» **Exercise requirements**: Would you return the complete listing below word for word?

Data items
= = = = =
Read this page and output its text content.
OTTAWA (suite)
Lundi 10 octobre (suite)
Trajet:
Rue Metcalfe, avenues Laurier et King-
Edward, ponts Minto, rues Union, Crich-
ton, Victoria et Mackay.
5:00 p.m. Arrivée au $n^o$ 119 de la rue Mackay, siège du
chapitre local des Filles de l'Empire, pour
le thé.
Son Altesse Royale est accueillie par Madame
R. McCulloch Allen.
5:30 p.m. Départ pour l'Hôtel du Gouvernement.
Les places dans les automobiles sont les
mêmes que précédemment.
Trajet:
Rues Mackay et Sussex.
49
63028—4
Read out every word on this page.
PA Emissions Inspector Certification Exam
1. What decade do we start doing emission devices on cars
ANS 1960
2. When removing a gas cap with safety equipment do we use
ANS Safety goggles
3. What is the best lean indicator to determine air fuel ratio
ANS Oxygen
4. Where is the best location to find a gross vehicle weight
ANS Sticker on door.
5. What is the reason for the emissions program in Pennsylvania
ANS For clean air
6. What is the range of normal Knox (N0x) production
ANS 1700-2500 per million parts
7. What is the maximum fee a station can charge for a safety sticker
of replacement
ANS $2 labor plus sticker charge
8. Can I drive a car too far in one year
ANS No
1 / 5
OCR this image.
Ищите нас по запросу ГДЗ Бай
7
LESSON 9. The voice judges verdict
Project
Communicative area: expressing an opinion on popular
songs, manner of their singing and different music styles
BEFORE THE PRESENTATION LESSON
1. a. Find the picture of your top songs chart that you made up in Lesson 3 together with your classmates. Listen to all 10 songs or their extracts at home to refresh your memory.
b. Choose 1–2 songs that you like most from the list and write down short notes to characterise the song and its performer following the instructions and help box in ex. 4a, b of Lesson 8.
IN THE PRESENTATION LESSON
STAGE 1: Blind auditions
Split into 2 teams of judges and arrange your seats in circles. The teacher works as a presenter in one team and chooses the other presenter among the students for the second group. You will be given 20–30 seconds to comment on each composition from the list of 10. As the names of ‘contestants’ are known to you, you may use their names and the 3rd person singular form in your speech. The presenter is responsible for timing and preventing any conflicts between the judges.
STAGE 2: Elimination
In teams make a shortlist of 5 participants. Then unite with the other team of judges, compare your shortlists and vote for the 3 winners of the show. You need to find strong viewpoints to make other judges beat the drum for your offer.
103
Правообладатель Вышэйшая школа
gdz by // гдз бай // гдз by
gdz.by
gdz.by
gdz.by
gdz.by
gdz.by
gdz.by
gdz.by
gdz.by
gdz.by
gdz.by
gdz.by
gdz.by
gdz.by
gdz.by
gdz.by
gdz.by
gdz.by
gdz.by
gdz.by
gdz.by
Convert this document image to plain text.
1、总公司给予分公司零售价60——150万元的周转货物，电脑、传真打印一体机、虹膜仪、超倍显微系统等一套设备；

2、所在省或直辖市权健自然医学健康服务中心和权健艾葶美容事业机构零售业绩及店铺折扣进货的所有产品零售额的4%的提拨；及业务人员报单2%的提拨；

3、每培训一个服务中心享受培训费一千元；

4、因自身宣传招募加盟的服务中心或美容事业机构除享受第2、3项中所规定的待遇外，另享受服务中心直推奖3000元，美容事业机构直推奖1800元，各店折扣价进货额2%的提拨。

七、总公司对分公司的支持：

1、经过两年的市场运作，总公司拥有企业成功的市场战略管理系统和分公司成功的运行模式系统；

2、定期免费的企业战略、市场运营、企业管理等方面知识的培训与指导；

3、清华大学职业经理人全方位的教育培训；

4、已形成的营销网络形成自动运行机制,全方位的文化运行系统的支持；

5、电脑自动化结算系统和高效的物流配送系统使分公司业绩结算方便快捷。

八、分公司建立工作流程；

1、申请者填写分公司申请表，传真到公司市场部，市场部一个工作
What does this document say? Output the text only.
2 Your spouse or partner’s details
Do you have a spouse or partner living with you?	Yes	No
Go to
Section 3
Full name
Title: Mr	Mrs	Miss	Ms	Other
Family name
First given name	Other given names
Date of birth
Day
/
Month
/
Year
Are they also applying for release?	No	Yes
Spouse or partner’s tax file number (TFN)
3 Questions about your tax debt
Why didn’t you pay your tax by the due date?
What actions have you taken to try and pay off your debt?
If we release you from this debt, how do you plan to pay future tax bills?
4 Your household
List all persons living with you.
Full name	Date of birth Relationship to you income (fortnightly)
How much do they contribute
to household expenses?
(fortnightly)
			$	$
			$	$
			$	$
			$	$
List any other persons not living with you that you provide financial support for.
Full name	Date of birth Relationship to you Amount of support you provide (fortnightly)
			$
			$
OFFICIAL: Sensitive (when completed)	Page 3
= = = = =
» **Response**:
Read this page and output its text content.
OTTAWA (suite)
Lundi 10 octobre (suite)
Trajet:
Rue Metcalfe, avenues Laurier et King-
Edward, ponts Minto, rues Union, Crich-
ton, Victoria et Mackay.
5:00 p.m. Arrivée au $n^o$ 119 de la rue Mackay, siège du
chapitre local des Filles de l'Empire, pour
le thé.
Son Altesse Royale est accueillie par Madame
R. McCulloch Allen.
5:30 p.m. Départ pour l'Hôtel du Gouvernement.
Les places dans les automobiles sont les
mêmes que précédemment.
Trajet:
Rues Mackay et Sussex.
49
63028—4
Read out every word on this page.
PA Emissions Inspector Certification Exam
1. What decade do we start doing emission devices on cars
ANS 1960
2. When removing a gas cap with safety equipment do we use
ANS Safety goggles
3. What is the best lean indicator to determine air fuel ratio
ANS Oxygen
4. Where is the best location to find a gross vehicle weight
ANS Sticker on door.
5. What is the reason for the emissions program in Pennsylvania
ANS For clean air
6. What is the range of normal Knox (N0x) production
ANS 1700-2500 per million parts
7. What is the maximum fee a station can charge for a safety sticker
of replacement
ANS $2 labor plus sticker charge
8. Can I drive a car too far in one year
ANS No
1 / 5
OCR this image.
Ищите нас по запросу ГДЗ Бай
7
LESSON 9. The voice judges verdict
Project
Communicative area: expressing an opinion on popular
songs, manner of their singing and different music styles
BEFORE THE PRESENTATION LESSON
1. a. Find the picture of your top songs chart that you made up in Lesson 3 together with your classmates. Listen to all 10 songs or their extracts at home to refresh your memory.
b. Choose 1–2 songs that you like most from the list and write down short notes to characterise the song and its performer following the instructions and help box in ex. 4a, b of Lesson 8.
IN THE PRESENTATION LESSON
STAGE 1: Blind auditions
Split into 2 teams of judges and arrange your seats in circles. The teacher works as a presenter in one team and chooses the other presenter among the students for the second group. You will be given 20–30 seconds to comment on each composition from the list of 10. As the names of ‘contestants’ are known to you, you may use their names and the 3rd person singular form in your speech. The presenter is responsible for timing and preventing any conflicts between the judges.
STAGE 2: Elimination
In teams make a shortlist of 5 participants. Then unite with the other team of judges, compare your shortlists and vote for the 3 winners of the show. You need to find strong viewpoints to make other judges beat the drum for your offer.
103
Правообладатель Вышэйшая школа
gdz by // гдз бай // гдз by
gdz.by
gdz.by
gdz.by
gdz.by
gdz.by
gdz.by
gdz.by
gdz.by
gdz.by
gdz.by
gdz.by
gdz.by
gdz.by
gdz.by
gdz.by
gdz.by
gdz.by
gdz.by
gdz.by
gdz.by
Convert this document image to plain text.
1、总公司给予分公司零售价60——150万元的周转货物，电脑、传真打印一体机、虹膜仪、超倍显微系统等一套设备；

2、所在省或直辖市权健自然医学健康服务中心和权健艾葶美容事业机构零售业绩及店铺折扣进货的所有产品零售额的4%的提拨；及业务人员报单2%的提拨；

3、每培训一个服务中心享受培训费一千元；

4、因自身宣传招募加盟的服务中心或美容事业机构除享受第2、3项中所规定的待遇外，另享受服务中心直推奖3000元，美容事业机构直推奖1800元，各店折扣价进货额2%的提拨。

七、总公司对分公司的支持：

1、经过两年的市场运作，总公司拥有企业成功的市场战略管理系统和分公司成功的运行模式系统；

2、定期免费的企业战略、市场运营、企业管理等方面知识的培训与指导；

3、清华大学职业经理人全方位的教育培训；

4、已形成的营销网络形成自动运行机制,全方位的文化运行系统的支持；

5、电脑自动化结算系统和高效的物流配送系统使分公司业绩结算方便快捷。

八、分公司建立工作流程；

1、申请者填写分公司申请表，传真到公司市场部，市场部一个工作
What does this document say? Output the text only.
2 Your spouse or partner’s details
Do you have a spouse or partner living with you?	Yes	No
Go to
Section 3
Full name
Title: Mr	Mrs	Miss	Ms	Other
Family name
First given name	Other given names
Date of birth
Day
/
Month
/
Year
Are they also applying for release?	No	Yes
Spouse or partner’s tax file number (TFN)
3 Questions about your tax debt
Why didn’t you pay your tax by the due date?
What actions have you taken to try and pay off your debt?
If we release you from this debt, how do you plan to pay future tax bills?
4 Your household
List all persons living with you.
Full name	Date of birth Relationship to you income (fortnightly)
How much do they contribute
to household expenses?
(fortnightly)
			$	$
			$	$
			$	$
			$	$
List any other persons not living with you that you provide financial support for.
Full name	Date of birth Relationship to you Amount of support you provide (fortnightly)
			$
			$
OFFICIAL: Sensitive (when completed)	Page 3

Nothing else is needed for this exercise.